**DIRECTION**
Find the line containing "What's the underlying", then print it and each following line through the end of the records, exactly and with nothing added; leave out any pictures.

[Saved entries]
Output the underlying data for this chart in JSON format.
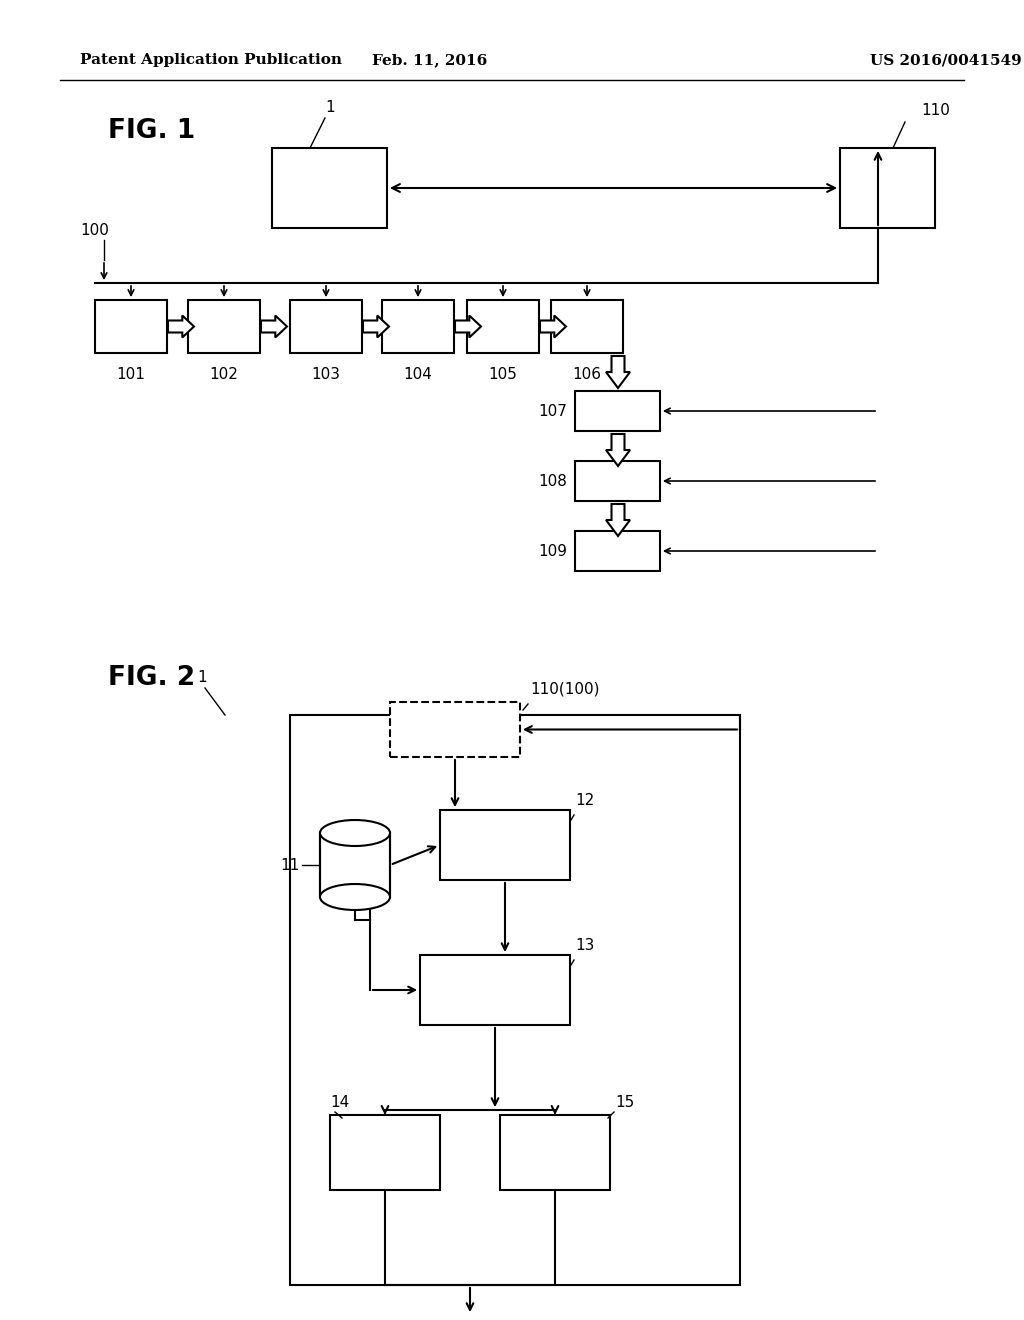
{
  "bg_color": "#ffffff",
  "header_left": "Patent Application Publication",
  "header_center": "Feb. 11, 2016",
  "header_right": "US 2016/0041549 A1",
  "fig1_label": "FIG. 1",
  "fig2_label": "FIG. 2",
  "fig1_note1": "1",
  "fig1_note110": "110",
  "fig1_note100": "100",
  "fig1_boxes": [
    "101",
    "102",
    "103",
    "104",
    "105",
    "106"
  ],
  "fig1_right_boxes": [
    "107",
    "108",
    "109"
  ],
  "fig2_note1": "1",
  "fig2_note110": "110(100)",
  "fig2_note11": "11",
  "fig2_note12": "12",
  "fig2_note13": "13",
  "fig2_note14": "14",
  "fig2_note15": "15"
}
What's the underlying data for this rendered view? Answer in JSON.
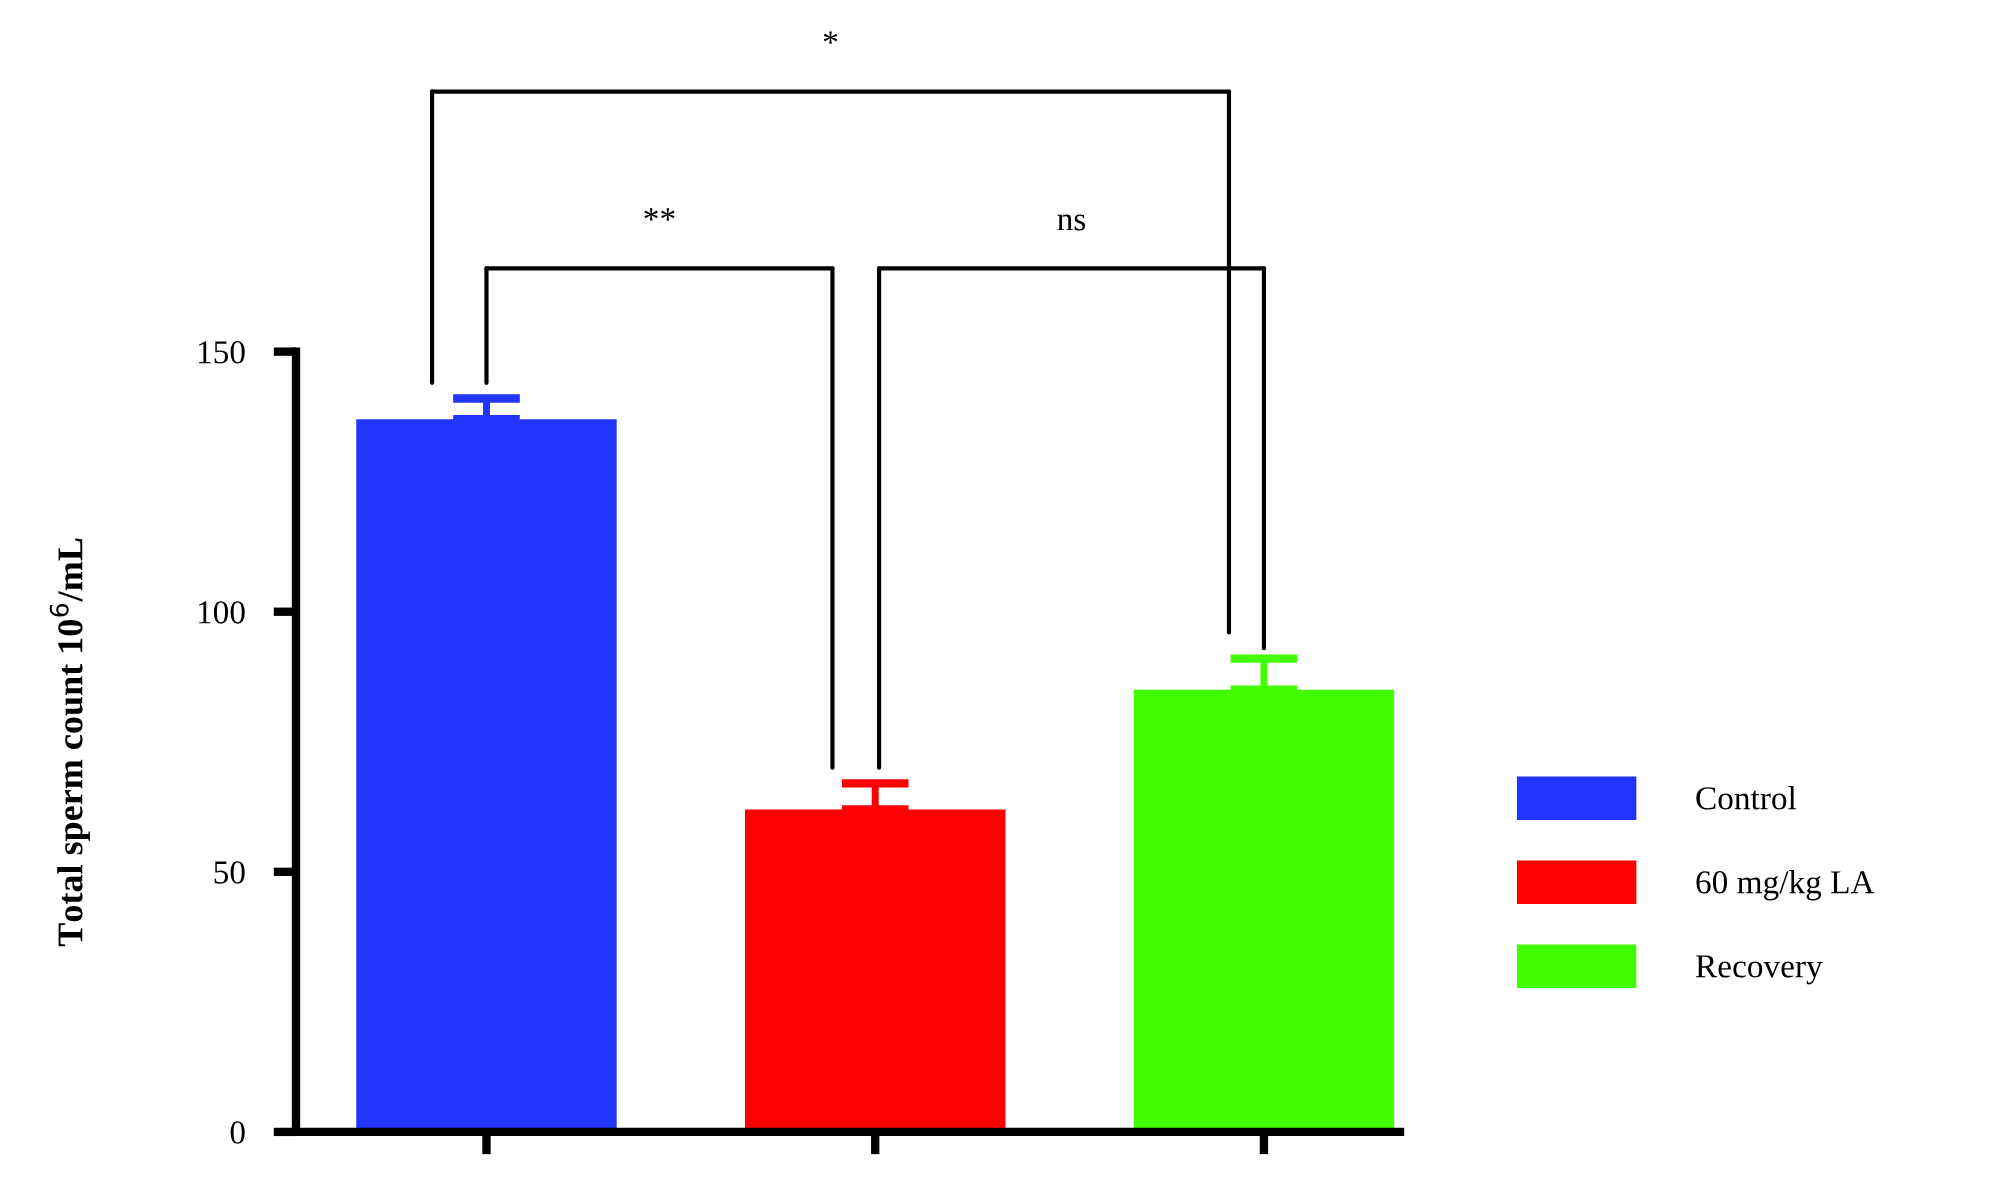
{
  "chart_data": {
    "type": "bar",
    "ylabel": "Total sperm count 10$^{6}$/mL",
    "categories": [
      null,
      null,
      null
    ],
    "series": [
      {
        "name": "Control",
        "color": "#2235ff",
        "values": [
          137,
          null,
          null
        ],
        "errors": [
          [
            137,
            141
          ],
          null,
          null
        ]
      },
      {
        "name": "60 mg/kg LA",
        "color": "#ff0000",
        "values": [
          null,
          62,
          null
        ],
        "errors": [
          null,
          [
            62,
            67
          ],
          null
        ]
      },
      {
        "name": "Recovery",
        "color": "#40ff00",
        "values": [
          null,
          null,
          85
        ],
        "errors": [
          null,
          null,
          [
            85,
            91
          ]
        ]
      }
    ],
    "ylim": [
      0,
      150
    ],
    "yticks": [
      0,
      50,
      100,
      150
    ],
    "grid": false,
    "legend": "right",
    "annotations": [
      "*",
      "**",
      "ns"
    ]
  }
}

**WRITTEN ANSWER**
What's the underlying data for this rendered view? Answer in JSON.
{
  "chart_data": {
    "type": "bar",
    "ylabel": "Total sperm count 10$^{6}$/mL",
    "categories": [
      null,
      null,
      null
    ],
    "series": [
      {
        "name": "Control",
        "color": "#2235ff",
        "values": [
          137,
          null,
          null
        ],
        "errors": [
          [
            137,
            141
          ],
          null,
          null
        ]
      },
      {
        "name": "60 mg/kg LA",
        "color": "#ff0000",
        "values": [
          null,
          62,
          null
        ],
        "errors": [
          null,
          [
            62,
            67
          ],
          null
        ]
      },
      {
        "name": "Recovery",
        "color": "#40ff00",
        "values": [
          null,
          null,
          85
        ],
        "errors": [
          null,
          null,
          [
            85,
            91
          ]
        ]
      }
    ],
    "ylim": [
      0,
      150
    ],
    "yticks": [
      0,
      50,
      100,
      150
    ],
    "grid": false,
    "legend": "right",
    "annotations": [
      "*",
      "**",
      "ns"
    ]
  }
}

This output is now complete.